# Given exercise:
Among the lines below, count those containing the word "icon". Give the number only.

# Data for processing:
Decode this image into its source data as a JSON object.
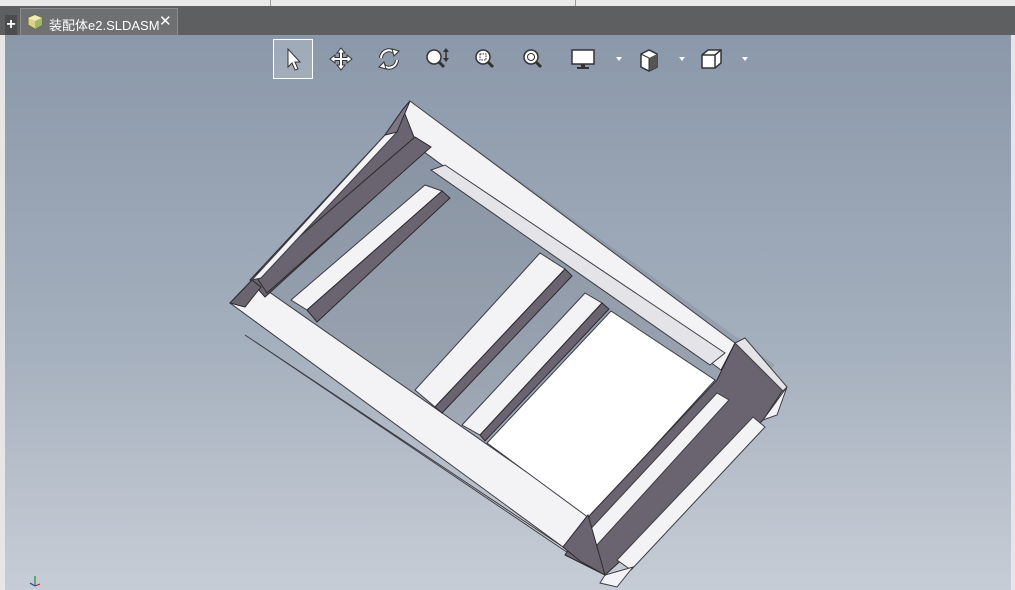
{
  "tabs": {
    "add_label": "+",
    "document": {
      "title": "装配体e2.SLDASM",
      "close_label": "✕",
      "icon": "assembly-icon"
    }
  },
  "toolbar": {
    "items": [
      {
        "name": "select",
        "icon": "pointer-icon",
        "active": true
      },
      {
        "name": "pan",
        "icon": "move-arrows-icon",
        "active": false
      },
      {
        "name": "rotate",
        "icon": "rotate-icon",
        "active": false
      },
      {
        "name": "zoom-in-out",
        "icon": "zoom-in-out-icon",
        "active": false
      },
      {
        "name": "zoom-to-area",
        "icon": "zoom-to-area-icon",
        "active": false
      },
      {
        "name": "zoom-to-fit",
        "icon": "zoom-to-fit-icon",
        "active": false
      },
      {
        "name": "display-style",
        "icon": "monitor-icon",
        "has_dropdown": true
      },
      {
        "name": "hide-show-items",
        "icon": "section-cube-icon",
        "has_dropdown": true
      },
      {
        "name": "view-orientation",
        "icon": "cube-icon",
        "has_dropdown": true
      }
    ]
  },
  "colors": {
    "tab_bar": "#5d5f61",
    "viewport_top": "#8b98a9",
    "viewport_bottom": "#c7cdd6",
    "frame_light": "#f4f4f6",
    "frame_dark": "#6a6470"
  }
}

--

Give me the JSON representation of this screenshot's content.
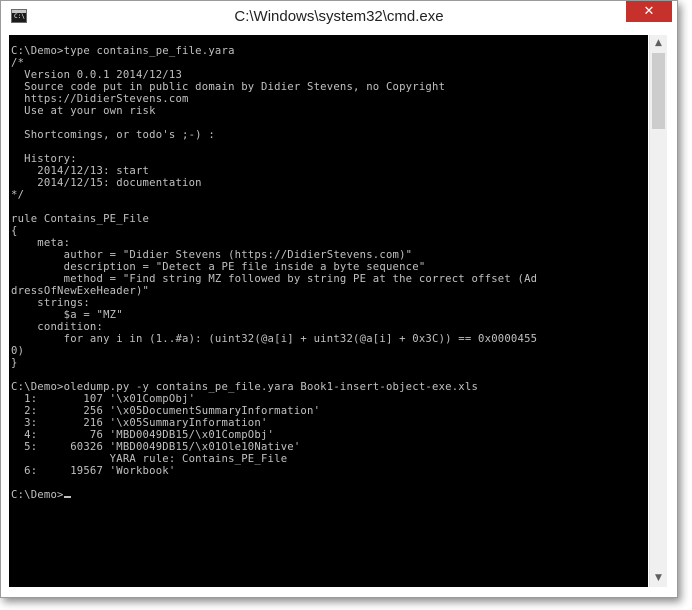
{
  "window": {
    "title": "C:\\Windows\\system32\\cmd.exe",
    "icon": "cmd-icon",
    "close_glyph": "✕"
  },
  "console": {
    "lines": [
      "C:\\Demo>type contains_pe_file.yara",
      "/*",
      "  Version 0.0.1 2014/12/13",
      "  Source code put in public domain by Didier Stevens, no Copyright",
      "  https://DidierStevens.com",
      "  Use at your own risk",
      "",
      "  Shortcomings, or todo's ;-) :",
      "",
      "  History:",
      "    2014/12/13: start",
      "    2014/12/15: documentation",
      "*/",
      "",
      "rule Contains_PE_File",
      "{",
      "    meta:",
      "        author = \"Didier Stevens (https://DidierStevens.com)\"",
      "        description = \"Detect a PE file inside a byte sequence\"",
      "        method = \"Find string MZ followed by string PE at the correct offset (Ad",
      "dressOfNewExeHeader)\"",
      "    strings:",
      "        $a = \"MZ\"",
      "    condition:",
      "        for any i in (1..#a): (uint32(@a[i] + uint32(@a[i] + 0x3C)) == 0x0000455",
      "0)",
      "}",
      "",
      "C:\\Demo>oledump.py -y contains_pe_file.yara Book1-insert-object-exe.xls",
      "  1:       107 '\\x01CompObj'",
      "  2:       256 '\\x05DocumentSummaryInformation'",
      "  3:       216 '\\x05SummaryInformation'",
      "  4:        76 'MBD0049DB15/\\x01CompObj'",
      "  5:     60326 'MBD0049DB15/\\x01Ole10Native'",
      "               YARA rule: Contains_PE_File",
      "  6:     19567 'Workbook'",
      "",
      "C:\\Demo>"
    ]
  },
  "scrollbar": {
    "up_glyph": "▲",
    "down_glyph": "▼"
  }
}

# Written solution:
11